(Source material Opens)

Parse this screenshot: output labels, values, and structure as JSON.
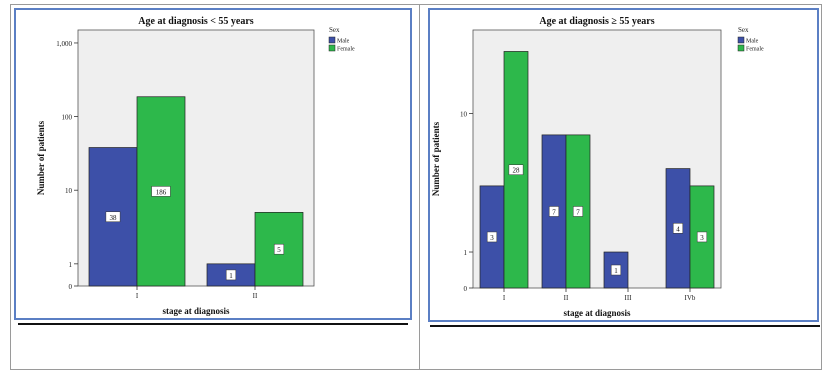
{
  "colors": {
    "male": "#3d50a8",
    "female": "#2db84b",
    "plot_bg": "#efefef",
    "frame": "#5b7fc4"
  },
  "legend_title": "Sex",
  "chart_data": [
    {
      "type": "bar",
      "title": "Age at diagnosis < 55 years",
      "xlabel": "stage at diagnosis",
      "ylabel": "Number of patients",
      "yscale": "log",
      "ylim": [
        0.5,
        1500
      ],
      "yticks": [
        1,
        10,
        100,
        1000
      ],
      "ytick_labels": [
        "1",
        "10",
        "100",
        "1,000"
      ],
      "categories": [
        "I",
        "II"
      ],
      "series": [
        {
          "name": "Male",
          "values": [
            38,
            1
          ]
        },
        {
          "name": "Female",
          "values": [
            186,
            5
          ]
        }
      ],
      "data_labels": [
        [
          "38",
          "1"
        ],
        [
          "186",
          "5"
        ]
      ],
      "legend": "top-right"
    },
    {
      "type": "bar",
      "title": "Age at diagnosis ≥ 55 years",
      "xlabel": "stage at diagnosis",
      "ylabel": "Number of patients",
      "yscale": "log",
      "ylim": [
        0.55,
        40
      ],
      "yticks": [
        1,
        10
      ],
      "ytick_labels": [
        "1",
        "10"
      ],
      "categories": [
        "I",
        "II",
        "III",
        "IVb"
      ],
      "series": [
        {
          "name": "Male",
          "values": [
            3,
            7,
            1,
            4
          ]
        },
        {
          "name": "Female",
          "values": [
            28,
            7,
            null,
            3
          ]
        }
      ],
      "data_labels": [
        [
          "3",
          "7",
          "1",
          "4"
        ],
        [
          "28",
          "7",
          "",
          "3"
        ]
      ],
      "legend": "top-right"
    }
  ]
}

(Source material Closes)

▶ **Task brief**
Skip the pictures and transcribe the rest of the records exactly.

▶ **Solution to the problem**
Parse this screenshot: output labels, values, and structure as JSON.
{
  "colors": {
    "male": "#3d50a8",
    "female": "#2db84b",
    "plot_bg": "#efefef",
    "frame": "#5b7fc4"
  },
  "legend_title": "Sex",
  "chart_data": [
    {
      "type": "bar",
      "title": "Age at diagnosis < 55 years",
      "xlabel": "stage at diagnosis",
      "ylabel": "Number of patients",
      "yscale": "log",
      "ylim": [
        0.5,
        1500
      ],
      "yticks": [
        1,
        10,
        100,
        1000
      ],
      "ytick_labels": [
        "1",
        "10",
        "100",
        "1,000"
      ],
      "categories": [
        "I",
        "II"
      ],
      "series": [
        {
          "name": "Male",
          "values": [
            38,
            1
          ]
        },
        {
          "name": "Female",
          "values": [
            186,
            5
          ]
        }
      ],
      "data_labels": [
        [
          "38",
          "1"
        ],
        [
          "186",
          "5"
        ]
      ],
      "legend": "top-right"
    },
    {
      "type": "bar",
      "title": "Age at diagnosis ≥ 55 years",
      "xlabel": "stage at diagnosis",
      "ylabel": "Number of patients",
      "yscale": "log",
      "ylim": [
        0.55,
        40
      ],
      "yticks": [
        1,
        10
      ],
      "ytick_labels": [
        "1",
        "10"
      ],
      "categories": [
        "I",
        "II",
        "III",
        "IVb"
      ],
      "series": [
        {
          "name": "Male",
          "values": [
            3,
            7,
            1,
            4
          ]
        },
        {
          "name": "Female",
          "values": [
            28,
            7,
            null,
            3
          ]
        }
      ],
      "data_labels": [
        [
          "3",
          "7",
          "1",
          "4"
        ],
        [
          "28",
          "7",
          "",
          "3"
        ]
      ],
      "legend": "top-right"
    }
  ]
}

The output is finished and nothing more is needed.